** Begin Provided data **
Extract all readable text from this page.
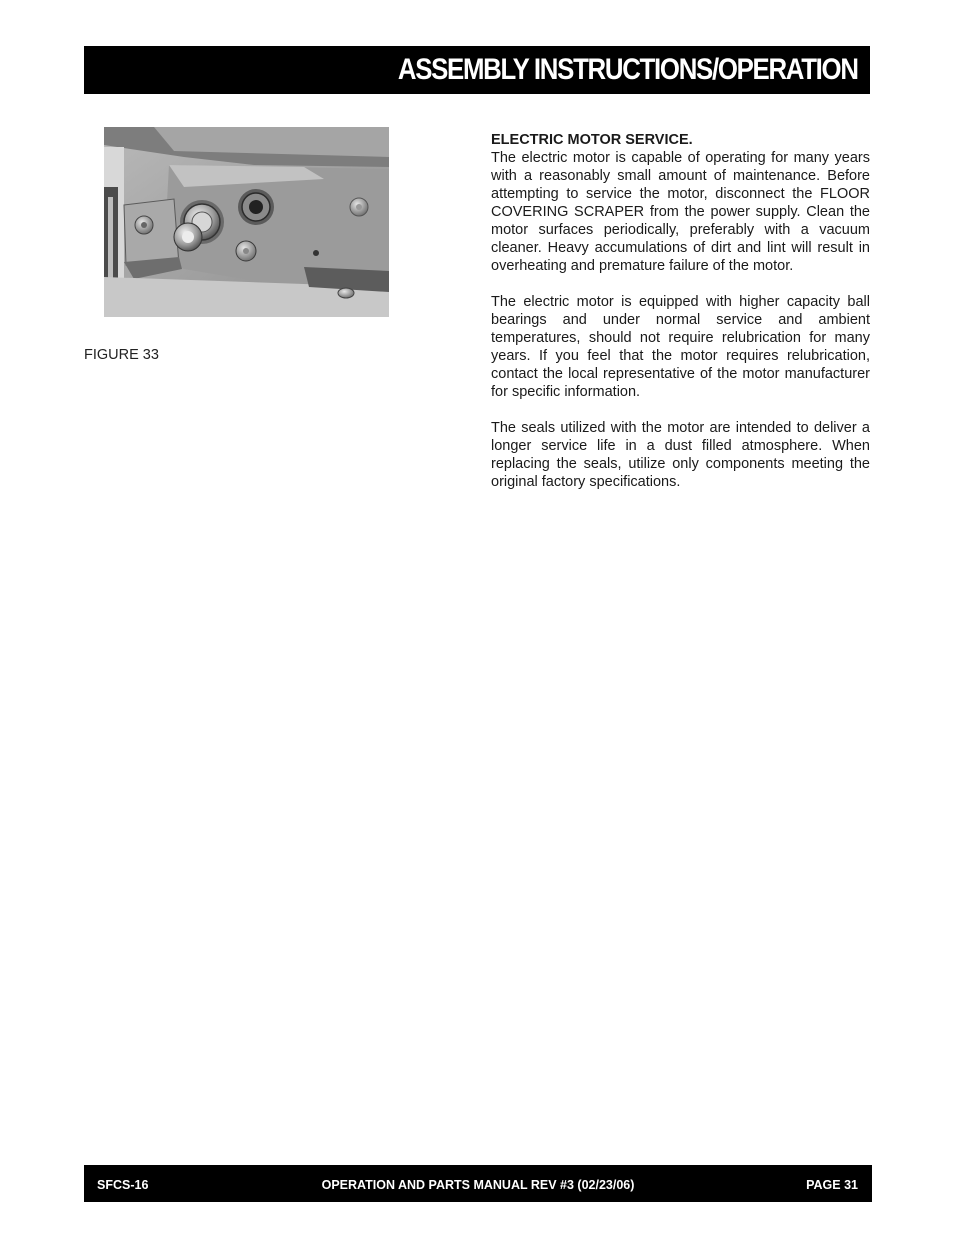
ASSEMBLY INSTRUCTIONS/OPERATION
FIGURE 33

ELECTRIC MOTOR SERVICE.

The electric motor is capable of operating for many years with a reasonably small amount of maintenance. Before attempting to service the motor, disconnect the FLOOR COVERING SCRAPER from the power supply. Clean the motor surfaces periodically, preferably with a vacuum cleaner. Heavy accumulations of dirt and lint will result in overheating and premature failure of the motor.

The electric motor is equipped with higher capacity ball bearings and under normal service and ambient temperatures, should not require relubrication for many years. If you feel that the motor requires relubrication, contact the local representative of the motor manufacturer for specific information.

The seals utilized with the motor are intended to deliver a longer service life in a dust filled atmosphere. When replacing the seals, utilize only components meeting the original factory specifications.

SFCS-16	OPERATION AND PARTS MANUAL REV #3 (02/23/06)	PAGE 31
** End Provided data **
** Begin Provided data **
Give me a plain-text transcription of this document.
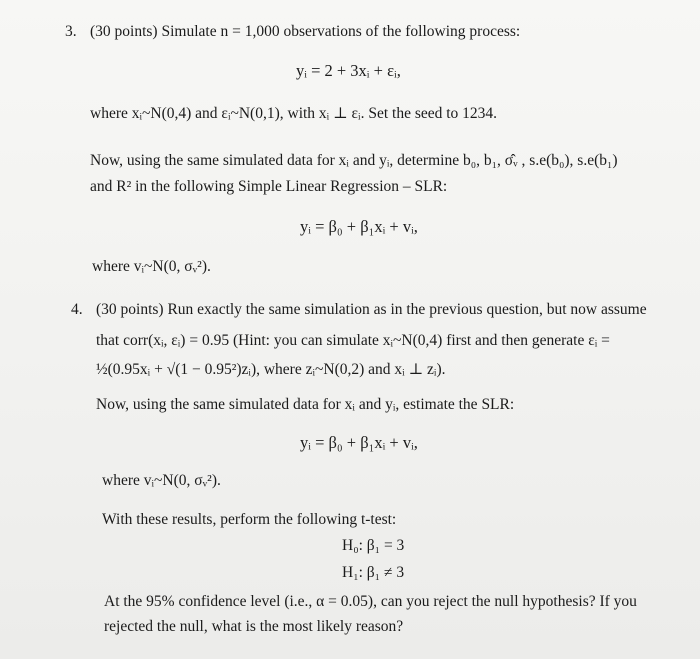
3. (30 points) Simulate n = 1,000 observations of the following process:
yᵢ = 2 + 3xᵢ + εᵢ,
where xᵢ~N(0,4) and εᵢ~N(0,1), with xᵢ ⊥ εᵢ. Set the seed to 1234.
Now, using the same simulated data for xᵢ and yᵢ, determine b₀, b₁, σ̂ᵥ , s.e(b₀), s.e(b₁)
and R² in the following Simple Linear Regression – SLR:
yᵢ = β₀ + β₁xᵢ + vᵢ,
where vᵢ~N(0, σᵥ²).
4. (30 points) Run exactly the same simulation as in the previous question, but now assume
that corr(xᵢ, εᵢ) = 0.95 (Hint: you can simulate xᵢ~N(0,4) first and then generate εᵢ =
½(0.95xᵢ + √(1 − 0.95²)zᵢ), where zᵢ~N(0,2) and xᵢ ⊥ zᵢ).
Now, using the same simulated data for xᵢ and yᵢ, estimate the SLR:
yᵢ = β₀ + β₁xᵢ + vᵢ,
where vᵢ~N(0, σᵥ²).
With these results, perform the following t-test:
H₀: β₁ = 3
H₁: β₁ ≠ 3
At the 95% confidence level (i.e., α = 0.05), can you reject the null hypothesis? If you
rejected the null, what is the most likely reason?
** End Provided data **
- **What to produce**: Collect from the data above every line that includes "simulated".

- **Full output**:
Now, using the same simulated data for xᵢ and yᵢ, determine b₀, b₁, σ̂ᵥ , s.e(b₀), s.e(b₁)
Now, using the same simulated data for xᵢ and yᵢ, estimate the SLR:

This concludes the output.